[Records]
»»
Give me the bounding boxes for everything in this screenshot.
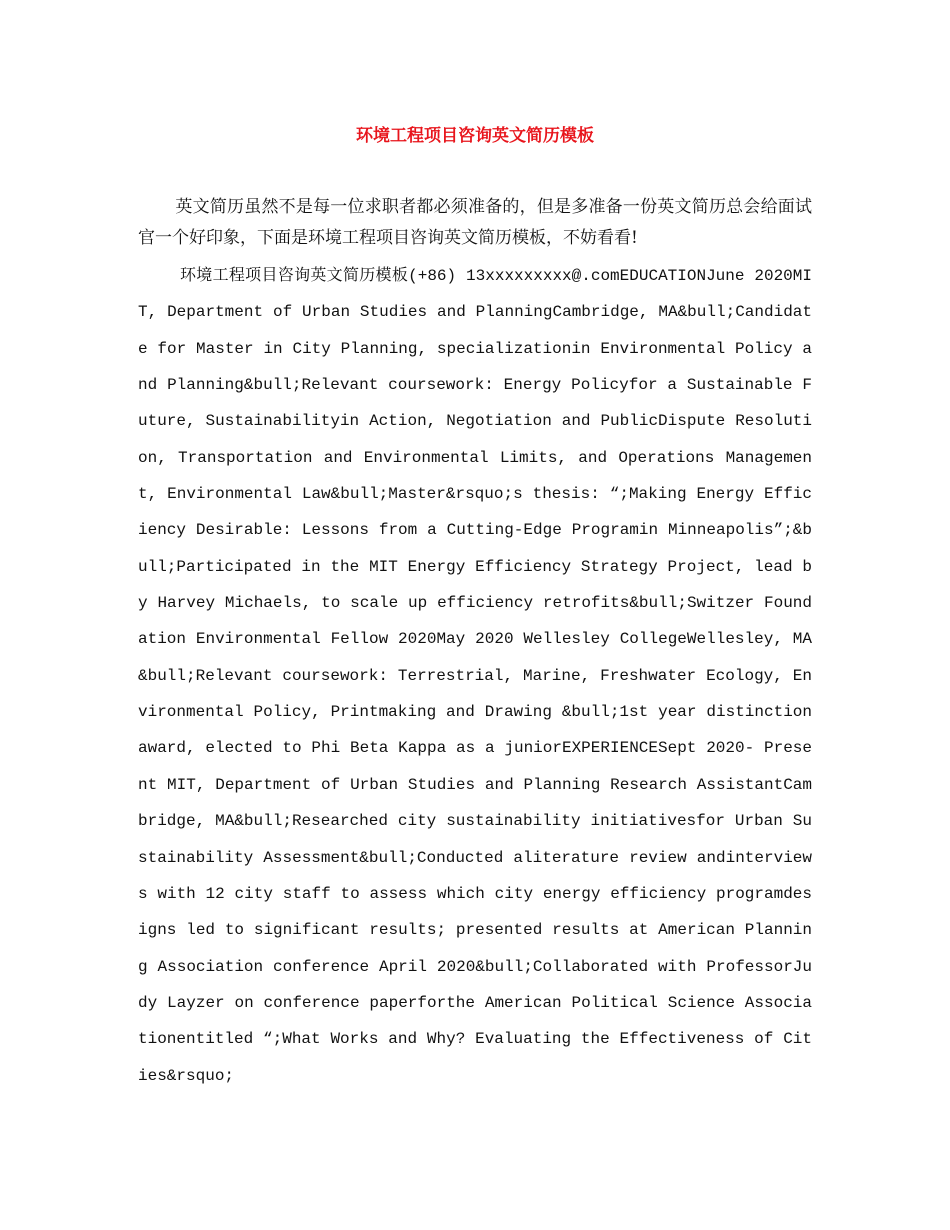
- intro-paragraph: 英文简历虽然不是每一位求职者都必须准备的，但是多准备一份英文简历总会给面试官一个好印象，下面是环境工程项目咨询英文简历模板，不妨看看!: [138, 197, 812, 248]
- resume-body-paragraph: 环境工程项目咨询英文简历模板(+86) 13xxxxxxxxx@.comEDUCATIONJune 2020MIT, Department of Urban Studies and PlanningCambridge, MA&bull;Candidate for Master in City Planning, specializationin Environmental Policy and Planning&bull;Relevant coursework: Energy Policyfor a Sustainable Future, Sustainabilityin Action, Negotiation and PublicDispute Resolution, Transportation and Environmental Limits, and Operations Management, Environmental Law&bull;Master&rsquo;s thesis: “;Making Energy Efficiency Desirable: Lessons from a Cutting-Edge Programin Minneapolis”;&bull;Participated in the MIT Energy Efficiency Strategy Project, lead by Harvey Michaels, to scale up efficiency retrofits&bull;Switzer Foundation Environmental Fellow 2020May 2020 Wellesley CollegeWellesley, MA&bull;Relevant coursework: Terrestrial, Marine, Freshwater Ecology, Environmental Policy, Printmaking and Drawing &bull;1st year distinction award, elected to Phi Beta Kappa as a juniorEXPERIENCESept 2020- Present MIT, Department of Urban Studies and Planning Research AssistantCambridge, MA&bull;Researched city sustainability initiativesfor Urban Sustainability Assessment&bull;Conducted aliterature review andinterviews with 12 city staff to assess which city energy efficiency programdesigns led to significant results; presented results at American Planning Association conference April 2020&bull;Collaborated with ProfessorJudy Layzer on conference paperforthe American Political Science Associationentitled “;What Works and Why? Evaluating the Effectiveness of Cities&rsquo;: [138, 267, 812, 1085]
- document-title: 环境工程项目咨询英文简历模板: [356, 126, 594, 146]
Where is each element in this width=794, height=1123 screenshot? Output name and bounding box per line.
««
### Instructions to follow
Gather each line of the records above that contains the word "bounding".

### The answer
Give me the bounding boxes for everything in this screenshot.
Where is each element in this width=794, height=1123 screenshot? Output name and bounding box per line.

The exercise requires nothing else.